Stored records:
========================
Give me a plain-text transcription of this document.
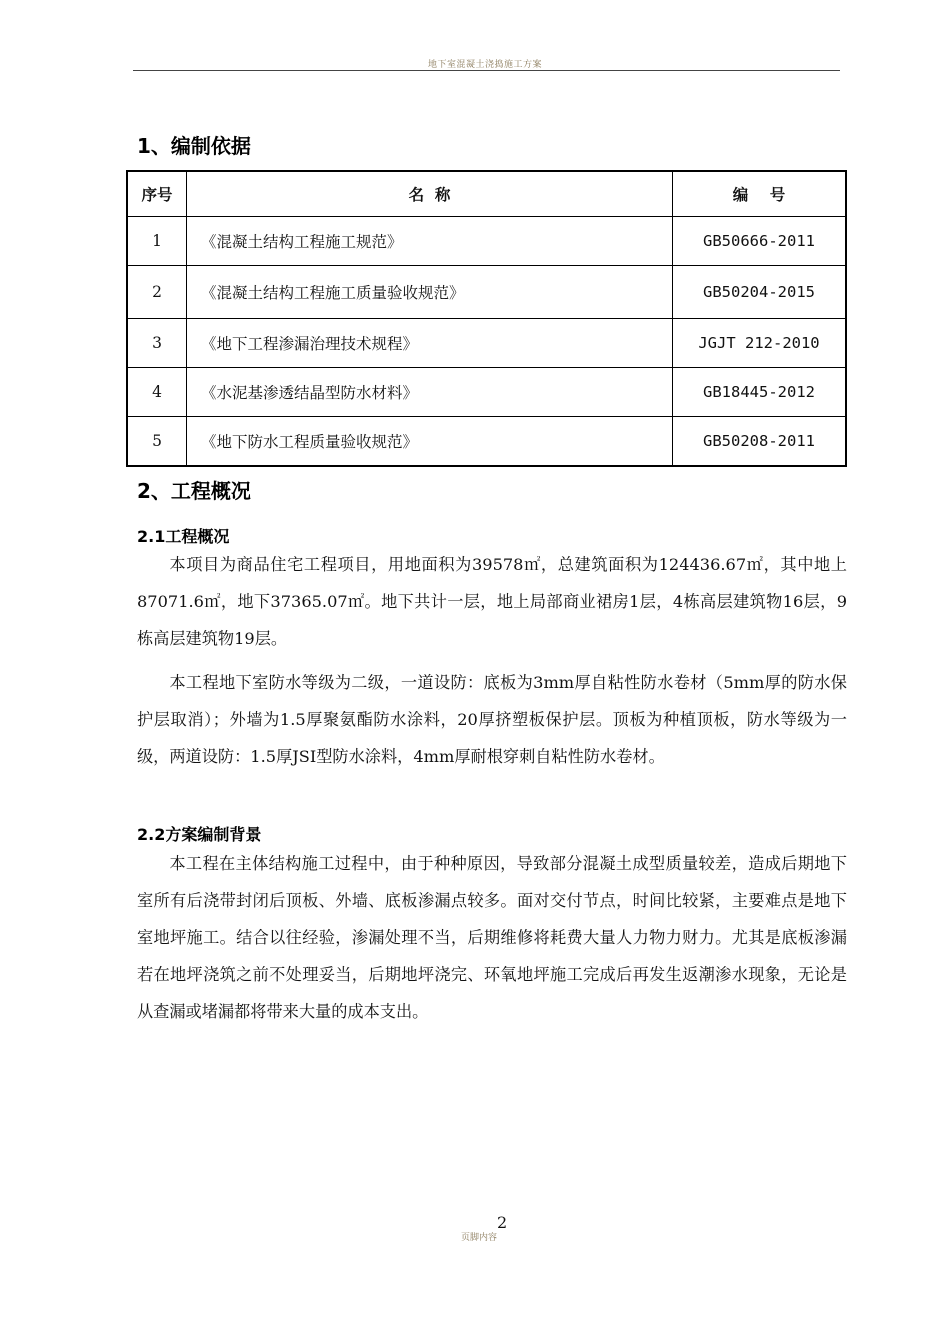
地下室混凝土浇捣施工方案
1、编制依据
序号	名  称	编    号
1	《混凝土结构工程施工规范》	GB50666-2011
2	《混凝土结构工程施工质量验收规范》	GB50204-2015
3	《地下工程渗漏治理技术规程》	JGJT 212-2010
4	《水泥基渗透结晶型防水材料》	GB18445-2012
5	《地下防水工程质量验收规范》	GB50208-2011
2、工程概况
2.1工程概况

本项目为商品住宅工程项目，用地面积为39578㎡，总建筑面积为124436.67㎡，其中地上87071.6㎡，地下37365.07㎡。地下共计一层，地上局部商业裙房1层，4栋高层建筑物16层，9栋高层建筑物19层。

本工程地下室防水等级为二级，一道设防：底板为3mm厚自粘性防水卷材（5mm厚的防水保护层取消）；外墙为1.5厚聚氨酯防水涂料，20厚挤塑板保护层。顶板为种植顶板，防水等级为一级，两道设防：1.5厚JSⅠ型防水涂料，4mm厚耐根穿刺自粘性防水卷材。

2.2方案编制背景

本工程在主体结构施工过程中，由于种种原因，导致部分混凝土成型质量较差，造成后期地下室所有后浇带封闭后顶板、外墙、底板渗漏点较多。面对交付节点，时间比较紧，主要难点是地下室地坪施工。结合以往经验，渗漏处理不当，后期维修将耗费大量人力物力财力。尤其是底板渗漏若在地坪浇筑之前不处理妥当，后期地坪浇完、环氧地坪施工完成后再发生返潮渗水现象，无论是从查漏或堵漏都将带来大量的成本支出。

2
页脚内容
========================
Instructions to follow :: Output every entry exactly as given; pictures are not part of the copy.

Task result ::
Give me a plain-text transcription of this document.
地下室混凝土浇捣施工方案
1、编制依据
序号	名  称	编    号
1	《混凝土结构工程施工规范》	GB50666-2011
2	《混凝土结构工程施工质量验收规范》	GB50204-2015
3	《地下工程渗漏治理技术规程》	JGJT 212-2010
4	《水泥基渗透结晶型防水材料》	GB18445-2012
5	《地下防水工程质量验收规范》	GB50208-2011
2、工程概况
2.1工程概况

本项目为商品住宅工程项目，用地面积为39578㎡，总建筑面积为124436.67㎡，其中地上87071.6㎡，地下37365.07㎡。地下共计一层，地上局部商业裙房1层，4栋高层建筑物16层，9栋高层建筑物19层。

本工程地下室防水等级为二级，一道设防：底板为3mm厚自粘性防水卷材（5mm厚的防水保护层取消）；外墙为1.5厚聚氨酯防水涂料，20厚挤塑板保护层。顶板为种植顶板，防水等级为一级，两道设防：1.5厚JSⅠ型防水涂料，4mm厚耐根穿刺自粘性防水卷材。

2.2方案编制背景

本工程在主体结构施工过程中，由于种种原因，导致部分混凝土成型质量较差，造成后期地下室所有后浇带封闭后顶板、外墙、底板渗漏点较多。面对交付节点，时间比较紧，主要难点是地下室地坪施工。结合以往经验，渗漏处理不当，后期维修将耗费大量人力物力财力。尤其是底板渗漏若在地坪浇筑之前不处理妥当，后期地坪浇完、环氧地坪施工完成后再发生返潮渗水现象，无论是从查漏或堵漏都将带来大量的成本支出。

2
页脚内容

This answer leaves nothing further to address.